- _TO DO_: Copy out all lines where "возрасте" appears.

- _STORED RECORDS_:
===============
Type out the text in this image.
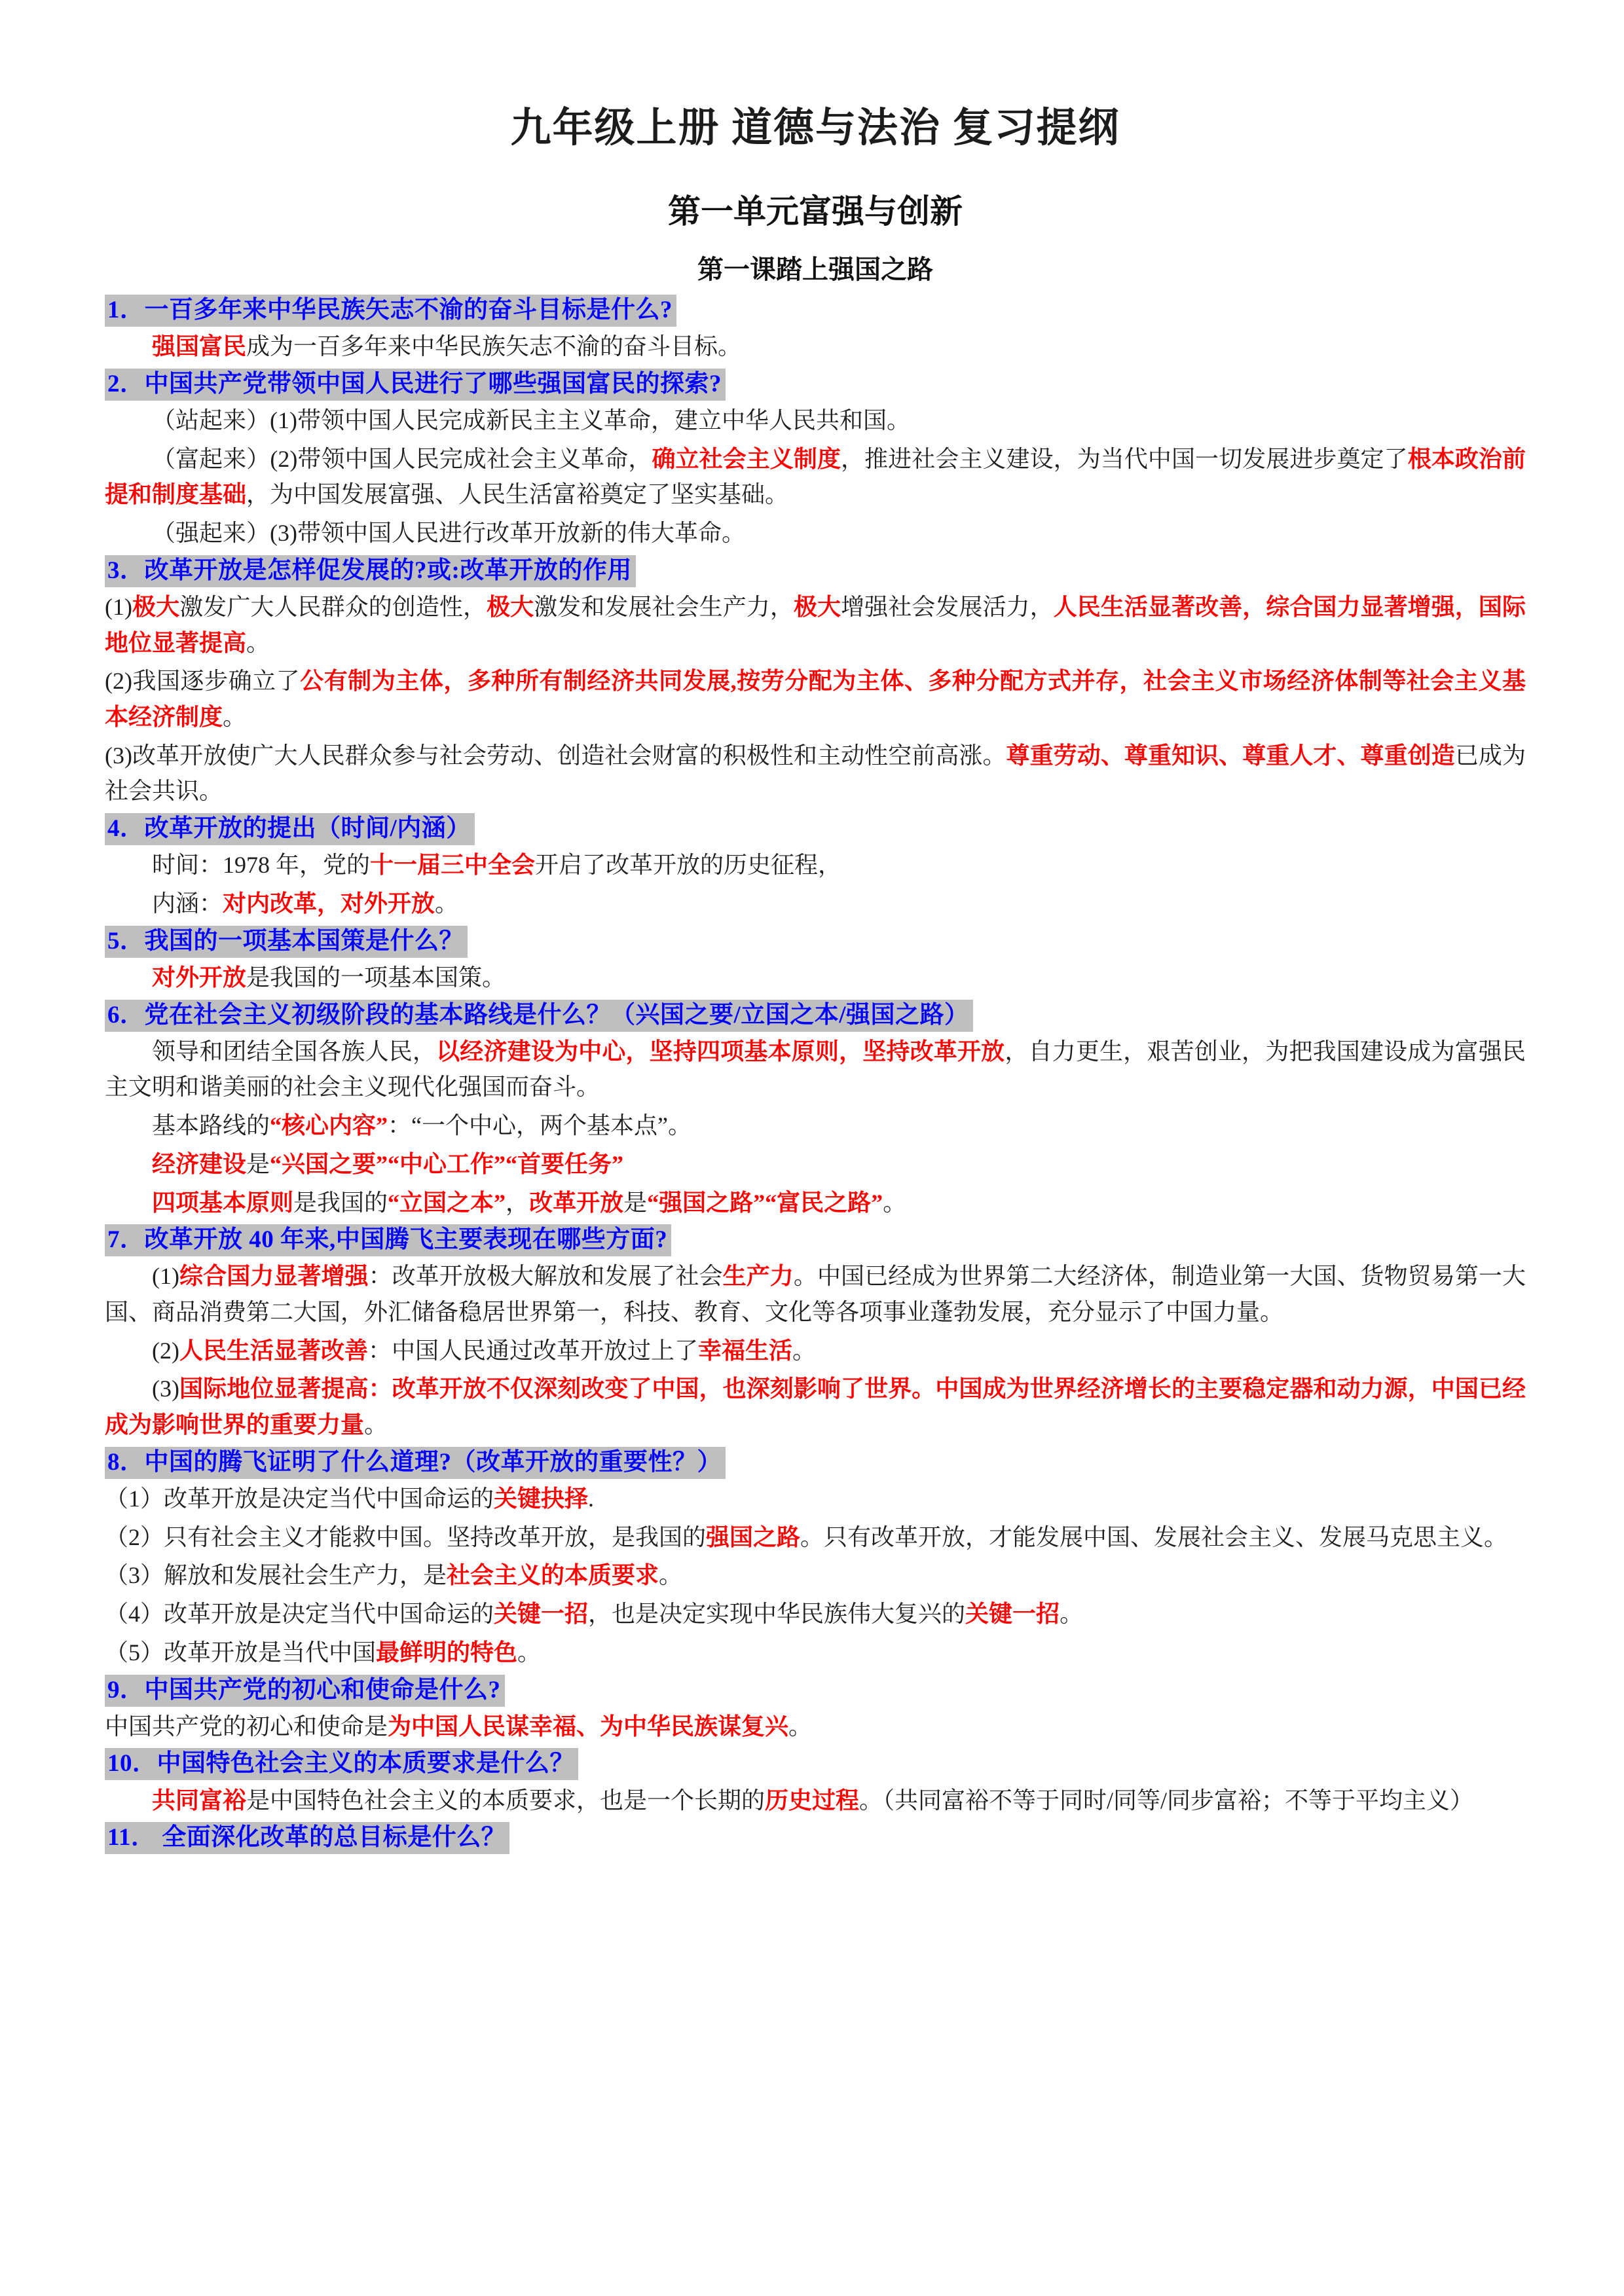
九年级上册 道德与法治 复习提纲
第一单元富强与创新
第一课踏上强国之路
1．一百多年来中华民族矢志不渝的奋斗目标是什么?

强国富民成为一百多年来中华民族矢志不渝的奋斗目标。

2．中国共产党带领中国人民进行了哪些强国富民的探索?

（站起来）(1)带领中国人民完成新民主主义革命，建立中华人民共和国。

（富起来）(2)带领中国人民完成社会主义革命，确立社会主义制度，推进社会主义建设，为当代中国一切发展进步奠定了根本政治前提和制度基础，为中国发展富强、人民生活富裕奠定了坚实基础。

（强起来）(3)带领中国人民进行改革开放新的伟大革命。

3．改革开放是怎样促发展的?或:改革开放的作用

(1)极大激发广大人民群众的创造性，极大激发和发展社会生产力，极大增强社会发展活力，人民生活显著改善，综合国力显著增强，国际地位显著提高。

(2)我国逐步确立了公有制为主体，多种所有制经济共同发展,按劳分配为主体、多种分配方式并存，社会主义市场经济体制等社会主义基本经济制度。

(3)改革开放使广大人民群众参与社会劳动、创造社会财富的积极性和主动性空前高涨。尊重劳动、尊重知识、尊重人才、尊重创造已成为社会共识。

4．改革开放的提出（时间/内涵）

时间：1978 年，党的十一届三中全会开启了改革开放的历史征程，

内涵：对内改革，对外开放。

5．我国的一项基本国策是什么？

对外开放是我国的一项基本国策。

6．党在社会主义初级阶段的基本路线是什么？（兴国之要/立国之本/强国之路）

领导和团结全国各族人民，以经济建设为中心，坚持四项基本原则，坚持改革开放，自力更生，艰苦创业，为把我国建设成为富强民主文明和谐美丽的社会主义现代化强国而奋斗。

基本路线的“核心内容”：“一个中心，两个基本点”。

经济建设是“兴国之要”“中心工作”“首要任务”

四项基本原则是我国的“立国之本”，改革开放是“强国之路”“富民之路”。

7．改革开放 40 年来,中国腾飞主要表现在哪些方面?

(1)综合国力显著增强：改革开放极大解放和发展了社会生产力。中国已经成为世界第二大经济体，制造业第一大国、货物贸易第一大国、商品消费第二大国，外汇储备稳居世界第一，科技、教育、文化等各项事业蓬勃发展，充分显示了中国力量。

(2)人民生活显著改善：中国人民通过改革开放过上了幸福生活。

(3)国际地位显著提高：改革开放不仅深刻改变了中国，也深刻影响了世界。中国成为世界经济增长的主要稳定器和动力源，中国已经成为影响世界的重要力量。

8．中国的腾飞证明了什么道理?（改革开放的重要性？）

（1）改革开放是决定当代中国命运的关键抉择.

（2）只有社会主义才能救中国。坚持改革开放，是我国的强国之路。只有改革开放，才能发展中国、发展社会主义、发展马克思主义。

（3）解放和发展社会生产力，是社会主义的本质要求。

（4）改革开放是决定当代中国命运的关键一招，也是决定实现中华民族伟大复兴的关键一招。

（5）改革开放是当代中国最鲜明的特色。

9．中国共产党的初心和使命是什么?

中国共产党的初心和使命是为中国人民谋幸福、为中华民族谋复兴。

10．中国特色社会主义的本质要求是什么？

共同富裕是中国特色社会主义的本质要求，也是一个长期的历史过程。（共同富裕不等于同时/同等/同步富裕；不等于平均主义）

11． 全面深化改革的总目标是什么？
===============
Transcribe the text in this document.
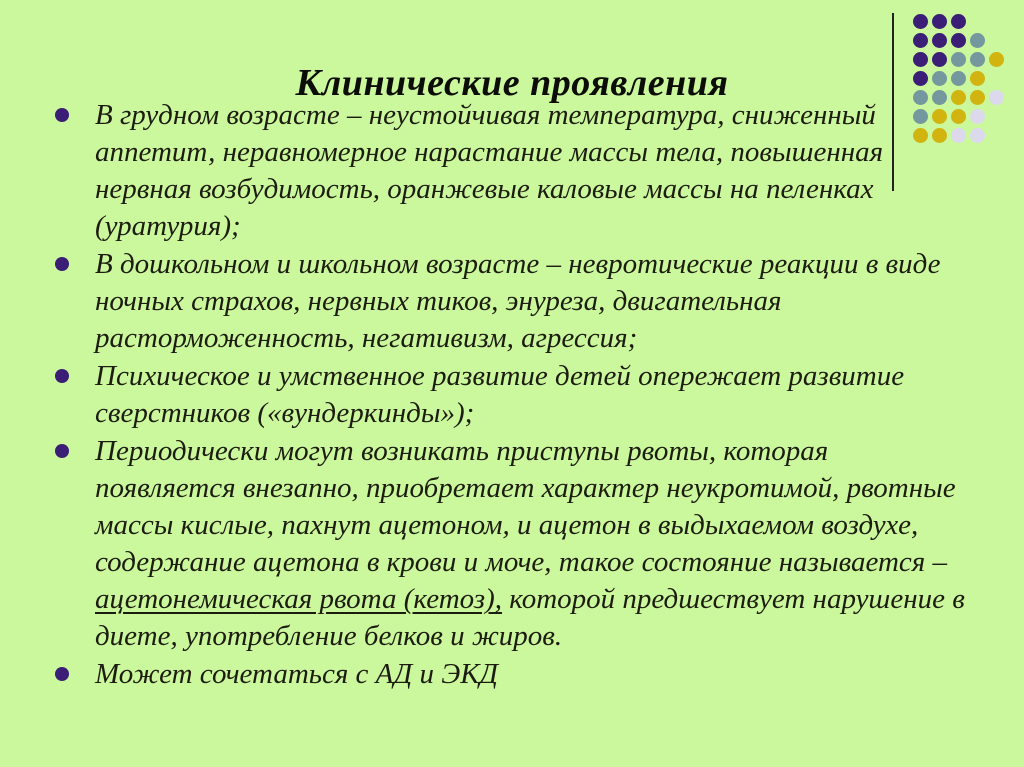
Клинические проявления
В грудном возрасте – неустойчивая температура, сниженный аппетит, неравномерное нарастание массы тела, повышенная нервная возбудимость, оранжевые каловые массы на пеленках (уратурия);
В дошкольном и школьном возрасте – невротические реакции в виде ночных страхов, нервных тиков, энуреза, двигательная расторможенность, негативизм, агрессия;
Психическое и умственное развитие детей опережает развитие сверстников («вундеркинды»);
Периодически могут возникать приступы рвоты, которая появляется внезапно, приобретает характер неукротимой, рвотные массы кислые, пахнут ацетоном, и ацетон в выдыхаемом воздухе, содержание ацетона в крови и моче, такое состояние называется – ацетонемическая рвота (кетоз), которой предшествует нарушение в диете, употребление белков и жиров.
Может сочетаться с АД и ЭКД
===============
- _EXPECTED ANSWER_:
В грудном возрасте – неустойчивая температура, сниженный аппетит, неравномерное нарастание массы тела, повышенная нервная возбудимость, оранжевые каловые массы на пеленках (уратурия);
В дошкольном и школьном возрасте – невротические реакции в виде ночных страхов, нервных тиков, энуреза, двигательная расторможенность, негативизм, агрессия;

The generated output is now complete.